---------- EXCERPTED DATA

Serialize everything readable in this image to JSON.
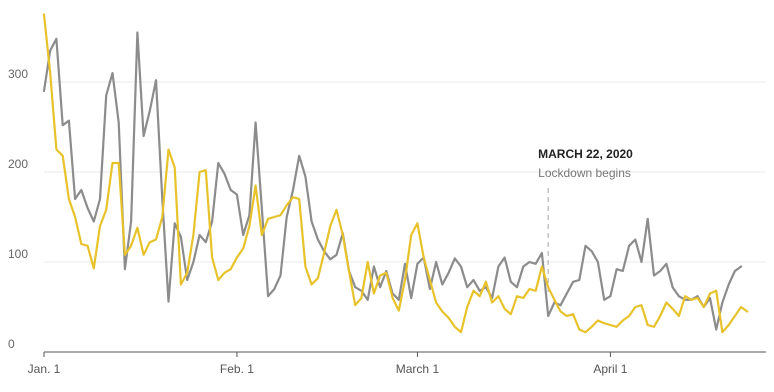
{
  "chart_data": {
    "type": "line",
    "x_ticks": [
      "Jan. 1",
      "Feb. 1",
      "March 1",
      "April 1"
    ],
    "y_ticks": [
      "0",
      "100",
      "200",
      "300"
    ],
    "ylim": [
      0,
      380
    ],
    "x_range": [
      "2020-01-01",
      "2020-04-26"
    ],
    "grid": "horizontal",
    "annotation": {
      "date": "2020-03-22",
      "title": "MARCH 22, 2020",
      "subtitle": "Lockdown begins"
    },
    "series": [
      {
        "color": "#8c8c8c",
        "points": [
          [
            "2020-01-01",
            290
          ],
          [
            "2020-01-02",
            335
          ],
          [
            "2020-01-03",
            348
          ],
          [
            "2020-01-04",
            252
          ],
          [
            "2020-01-05",
            257
          ],
          [
            "2020-01-06",
            170
          ],
          [
            "2020-01-07",
            180
          ],
          [
            "2020-01-08",
            160
          ],
          [
            "2020-01-09",
            145
          ],
          [
            "2020-01-10",
            170
          ],
          [
            "2020-01-11",
            285
          ],
          [
            "2020-01-12",
            310
          ],
          [
            "2020-01-13",
            255
          ],
          [
            "2020-01-14",
            92
          ],
          [
            "2020-01-15",
            145
          ],
          [
            "2020-01-16",
            355
          ],
          [
            "2020-01-17",
            240
          ],
          [
            "2020-01-18",
            268
          ],
          [
            "2020-01-19",
            302
          ],
          [
            "2020-01-20",
            170
          ],
          [
            "2020-01-21",
            56
          ],
          [
            "2020-01-22",
            143
          ],
          [
            "2020-01-23",
            128
          ],
          [
            "2020-01-24",
            80
          ],
          [
            "2020-01-25",
            100
          ],
          [
            "2020-01-26",
            130
          ],
          [
            "2020-01-27",
            122
          ],
          [
            "2020-01-28",
            145
          ],
          [
            "2020-01-29",
            210
          ],
          [
            "2020-01-30",
            198
          ],
          [
            "2020-01-31",
            180
          ],
          [
            "2020-02-01",
            175
          ],
          [
            "2020-02-02",
            130
          ],
          [
            "2020-02-03",
            152
          ],
          [
            "2020-02-04",
            255
          ],
          [
            "2020-02-05",
            160
          ],
          [
            "2020-02-06",
            62
          ],
          [
            "2020-02-07",
            70
          ],
          [
            "2020-02-08",
            85
          ],
          [
            "2020-02-09",
            150
          ],
          [
            "2020-02-10",
            180
          ],
          [
            "2020-02-11",
            218
          ],
          [
            "2020-02-12",
            195
          ],
          [
            "2020-02-13",
            145
          ],
          [
            "2020-02-14",
            125
          ],
          [
            "2020-02-15",
            112
          ],
          [
            "2020-02-16",
            103
          ],
          [
            "2020-02-17",
            108
          ],
          [
            "2020-02-18",
            132
          ],
          [
            "2020-02-19",
            90
          ],
          [
            "2020-02-20",
            72
          ],
          [
            "2020-02-21",
            68
          ],
          [
            "2020-02-22",
            58
          ],
          [
            "2020-02-23",
            95
          ],
          [
            "2020-02-24",
            72
          ],
          [
            "2020-02-25",
            90
          ],
          [
            "2020-02-26",
            65
          ],
          [
            "2020-02-27",
            58
          ],
          [
            "2020-02-28",
            98
          ],
          [
            "2020-02-29",
            60
          ],
          [
            "2020-03-01",
            98
          ],
          [
            "2020-03-02",
            105
          ],
          [
            "2020-03-03",
            70
          ],
          [
            "2020-03-04",
            100
          ],
          [
            "2020-03-05",
            75
          ],
          [
            "2020-03-06",
            88
          ],
          [
            "2020-03-07",
            104
          ],
          [
            "2020-03-08",
            95
          ],
          [
            "2020-03-09",
            72
          ],
          [
            "2020-03-10",
            80
          ],
          [
            "2020-03-11",
            68
          ],
          [
            "2020-03-12",
            72
          ],
          [
            "2020-03-13",
            60
          ],
          [
            "2020-03-14",
            95
          ],
          [
            "2020-03-15",
            105
          ],
          [
            "2020-03-16",
            78
          ],
          [
            "2020-03-17",
            72
          ],
          [
            "2020-03-18",
            95
          ],
          [
            "2020-03-19",
            100
          ],
          [
            "2020-03-20",
            98
          ],
          [
            "2020-03-21",
            110
          ],
          [
            "2020-03-22",
            40
          ],
          [
            "2020-03-23",
            55
          ],
          [
            "2020-03-24",
            52
          ],
          [
            "2020-03-25",
            65
          ],
          [
            "2020-03-26",
            78
          ],
          [
            "2020-03-27",
            80
          ],
          [
            "2020-03-28",
            118
          ],
          [
            "2020-03-29",
            112
          ],
          [
            "2020-03-30",
            100
          ],
          [
            "2020-03-31",
            58
          ],
          [
            "2020-04-01",
            62
          ],
          [
            "2020-04-02",
            92
          ],
          [
            "2020-04-03",
            90
          ],
          [
            "2020-04-04",
            118
          ],
          [
            "2020-04-05",
            125
          ],
          [
            "2020-04-06",
            100
          ],
          [
            "2020-04-07",
            148
          ],
          [
            "2020-04-08",
            85
          ],
          [
            "2020-04-09",
            90
          ],
          [
            "2020-04-10",
            98
          ],
          [
            "2020-04-11",
            72
          ],
          [
            "2020-04-12",
            62
          ],
          [
            "2020-04-13",
            58
          ],
          [
            "2020-04-14",
            58
          ],
          [
            "2020-04-15",
            62
          ],
          [
            "2020-04-16",
            50
          ],
          [
            "2020-04-17",
            60
          ],
          [
            "2020-04-18",
            25
          ],
          [
            "2020-04-19",
            55
          ],
          [
            "2020-04-20",
            75
          ],
          [
            "2020-04-21",
            90
          ],
          [
            "2020-04-22",
            95
          ]
        ]
      },
      {
        "color": "#e8c22a",
        "points": [
          [
            "2020-01-01",
            375
          ],
          [
            "2020-01-02",
            310
          ],
          [
            "2020-01-03",
            225
          ],
          [
            "2020-01-04",
            218
          ],
          [
            "2020-01-05",
            170
          ],
          [
            "2020-01-06",
            150
          ],
          [
            "2020-01-07",
            120
          ],
          [
            "2020-01-08",
            118
          ],
          [
            "2020-01-09",
            93
          ],
          [
            "2020-01-10",
            140
          ],
          [
            "2020-01-11",
            158
          ],
          [
            "2020-01-12",
            210
          ],
          [
            "2020-01-13",
            210
          ],
          [
            "2020-01-14",
            108
          ],
          [
            "2020-01-15",
            118
          ],
          [
            "2020-01-16",
            138
          ],
          [
            "2020-01-17",
            108
          ],
          [
            "2020-01-18",
            122
          ],
          [
            "2020-01-19",
            125
          ],
          [
            "2020-01-20",
            150
          ],
          [
            "2020-01-21",
            225
          ],
          [
            "2020-01-22",
            205
          ],
          [
            "2020-01-23",
            75
          ],
          [
            "2020-01-24",
            88
          ],
          [
            "2020-01-25",
            130
          ],
          [
            "2020-01-26",
            200
          ],
          [
            "2020-01-27",
            202
          ],
          [
            "2020-01-28",
            105
          ],
          [
            "2020-01-29",
            80
          ],
          [
            "2020-01-30",
            88
          ],
          [
            "2020-01-31",
            92
          ],
          [
            "2020-02-01",
            105
          ],
          [
            "2020-02-02",
            115
          ],
          [
            "2020-02-03",
            140
          ],
          [
            "2020-02-04",
            185
          ],
          [
            "2020-02-05",
            130
          ],
          [
            "2020-02-06",
            148
          ],
          [
            "2020-02-07",
            150
          ],
          [
            "2020-02-08",
            152
          ],
          [
            "2020-02-09",
            163
          ],
          [
            "2020-02-10",
            172
          ],
          [
            "2020-02-11",
            170
          ],
          [
            "2020-02-12",
            95
          ],
          [
            "2020-02-13",
            75
          ],
          [
            "2020-02-14",
            82
          ],
          [
            "2020-02-15",
            110
          ],
          [
            "2020-02-16",
            140
          ],
          [
            "2020-02-17",
            158
          ],
          [
            "2020-02-18",
            130
          ],
          [
            "2020-02-19",
            90
          ],
          [
            "2020-02-20",
            52
          ],
          [
            "2020-02-21",
            60
          ],
          [
            "2020-02-22",
            100
          ],
          [
            "2020-02-23",
            65
          ],
          [
            "2020-02-24",
            85
          ],
          [
            "2020-02-25",
            88
          ],
          [
            "2020-02-26",
            60
          ],
          [
            "2020-02-27",
            46
          ],
          [
            "2020-02-28",
            80
          ],
          [
            "2020-02-29",
            130
          ],
          [
            "2020-03-01",
            143
          ],
          [
            "2020-03-02",
            105
          ],
          [
            "2020-03-03",
            80
          ],
          [
            "2020-03-04",
            55
          ],
          [
            "2020-03-05",
            45
          ],
          [
            "2020-03-06",
            38
          ],
          [
            "2020-03-07",
            28
          ],
          [
            "2020-03-08",
            22
          ],
          [
            "2020-03-09",
            50
          ],
          [
            "2020-03-10",
            68
          ],
          [
            "2020-03-11",
            62
          ],
          [
            "2020-03-12",
            78
          ],
          [
            "2020-03-13",
            55
          ],
          [
            "2020-03-14",
            62
          ],
          [
            "2020-03-15",
            48
          ],
          [
            "2020-03-16",
            42
          ],
          [
            "2020-03-17",
            62
          ],
          [
            "2020-03-18",
            60
          ],
          [
            "2020-03-19",
            70
          ],
          [
            "2020-03-20",
            68
          ],
          [
            "2020-03-21",
            95
          ],
          [
            "2020-03-22",
            72
          ],
          [
            "2020-03-23",
            58
          ],
          [
            "2020-03-24",
            45
          ],
          [
            "2020-03-25",
            40
          ],
          [
            "2020-03-26",
            42
          ],
          [
            "2020-03-27",
            25
          ],
          [
            "2020-03-28",
            22
          ],
          [
            "2020-03-29",
            28
          ],
          [
            "2020-03-30",
            35
          ],
          [
            "2020-03-31",
            32
          ],
          [
            "2020-04-01",
            30
          ],
          [
            "2020-04-02",
            28
          ],
          [
            "2020-04-03",
            35
          ],
          [
            "2020-04-04",
            40
          ],
          [
            "2020-04-05",
            50
          ],
          [
            "2020-04-06",
            52
          ],
          [
            "2020-04-07",
            30
          ],
          [
            "2020-04-08",
            28
          ],
          [
            "2020-04-09",
            40
          ],
          [
            "2020-04-10",
            55
          ],
          [
            "2020-04-11",
            48
          ],
          [
            "2020-04-12",
            40
          ],
          [
            "2020-04-13",
            62
          ],
          [
            "2020-04-14",
            58
          ],
          [
            "2020-04-15",
            60
          ],
          [
            "2020-04-16",
            50
          ],
          [
            "2020-04-17",
            65
          ],
          [
            "2020-04-18",
            68
          ],
          [
            "2020-04-19",
            22
          ],
          [
            "2020-04-20",
            30
          ],
          [
            "2020-04-21",
            40
          ],
          [
            "2020-04-22",
            50
          ],
          [
            "2020-04-23",
            45
          ]
        ]
      }
    ]
  }
}
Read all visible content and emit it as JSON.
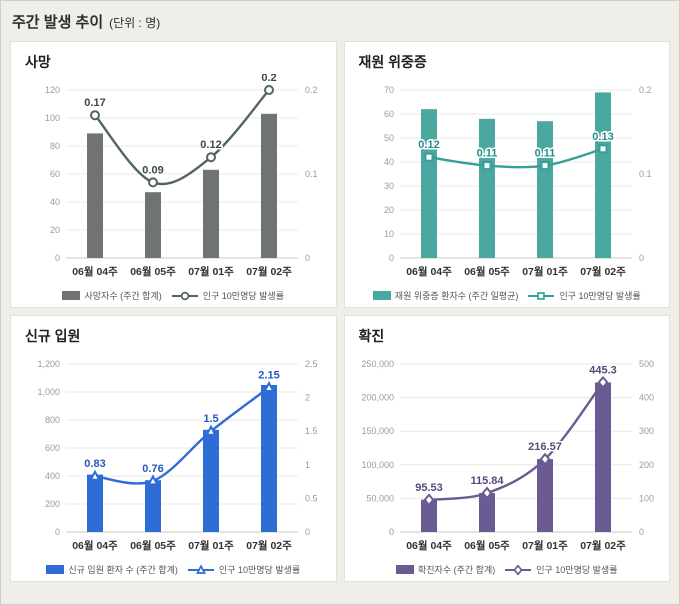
{
  "header": {
    "title": "주간 발생 추이",
    "unit": "(단위 : 명)"
  },
  "chart_data": [
    {
      "type": "bar+line",
      "title": "사망",
      "categories": [
        "06월 04주",
        "06월 05주",
        "07월 01주",
        "07월 02주"
      ],
      "bar_series": {
        "name": "사망자수 (주간 합계)",
        "values": [
          89,
          47,
          63,
          103
        ]
      },
      "line_series": {
        "name": "인구 10만명당 발생률",
        "values": [
          0.17,
          0.09,
          0.12,
          0.2
        ],
        "labels": [
          "0.17",
          "0.09",
          "0.12",
          "0.2"
        ],
        "marker": "circle"
      },
      "left_axis": {
        "min": 0,
        "max": 120,
        "step": 20
      },
      "right_axis": {
        "min": 0,
        "max": 0.2,
        "step": 0.1
      },
      "legend_position": "bottom",
      "grid": true,
      "colors": {
        "bar": "#6f7372",
        "line": "#53655e",
        "label": "#3c4a45"
      }
    },
    {
      "type": "bar+line",
      "title": "재원 위중증",
      "categories": [
        "06월 04주",
        "06월 05주",
        "07월 01주",
        "07월 02주"
      ],
      "bar_series": {
        "name": "재원 위중증 환자수 (주간 일평균)",
        "values": [
          62,
          58,
          57,
          69
        ]
      },
      "line_series": {
        "name": "인구 10만명당 발생률",
        "values": [
          0.12,
          0.11,
          0.11,
          0.13
        ],
        "labels": [
          "0.12",
          "0.11",
          "0.11",
          "0.13"
        ],
        "marker": "square"
      },
      "left_axis": {
        "min": 0,
        "max": 70,
        "step": 10
      },
      "right_axis": {
        "min": 0,
        "max": 0.2,
        "step": 0.1
      },
      "legend_position": "bottom",
      "grid": true,
      "colors": {
        "bar": "#4aa8a0",
        "line": "#35a099",
        "label": "#238f88"
      }
    },
    {
      "type": "bar+line",
      "title": "신규 입원",
      "categories": [
        "06월 04주",
        "06월 05주",
        "07월 01주",
        "07월 02주"
      ],
      "bar_series": {
        "name": "신규 입원 환자 수 (주간 합계)",
        "values": [
          410,
          370,
          730,
          1050
        ]
      },
      "line_series": {
        "name": "인구 10만명당 발생률",
        "values": [
          0.83,
          0.76,
          1.5,
          2.15
        ],
        "labels": [
          "0.83",
          "0.76",
          "1.5",
          "2.15"
        ],
        "marker": "triangle"
      },
      "left_axis": {
        "min": 0,
        "max": 1200,
        "step": 200
      },
      "right_axis": {
        "min": 0,
        "max": 2.5,
        "step": 0.5
      },
      "legend_position": "bottom",
      "grid": true,
      "colors": {
        "bar": "#2e6cd6",
        "line": "#2e6cd6",
        "label": "#2458c2"
      }
    },
    {
      "type": "bar+line",
      "title": "확진",
      "categories": [
        "06월 04주",
        "06월 05주",
        "07월 01주",
        "07월 02주"
      ],
      "bar_series": {
        "name": "확진자수 (주간 합계)",
        "values": [
          48000,
          58000,
          108500,
          222500
        ]
      },
      "line_series": {
        "name": "인구 10만명당 발생률",
        "values": [
          95.53,
          115.84,
          216.57,
          445.3
        ],
        "labels": [
          "95.53",
          "115.84",
          "216.57",
          "445.3"
        ],
        "marker": "diamond"
      },
      "left_axis": {
        "min": 0,
        "max": 250000,
        "step": 50000
      },
      "right_axis": {
        "min": 0,
        "max": 500,
        "step": 100
      },
      "legend_position": "bottom",
      "grid": true,
      "colors": {
        "bar": "#6a5b92",
        "line": "#6a5b92",
        "label": "#57487e"
      }
    }
  ]
}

--------------------

▶ WHAT YOU WILL DO
Copy out the lines in which the string "JSON" appears.

▶ EXPECTED OUTPUT
Serialize everything readable in this image to JSON.
Read all visible content and emit it as JSON.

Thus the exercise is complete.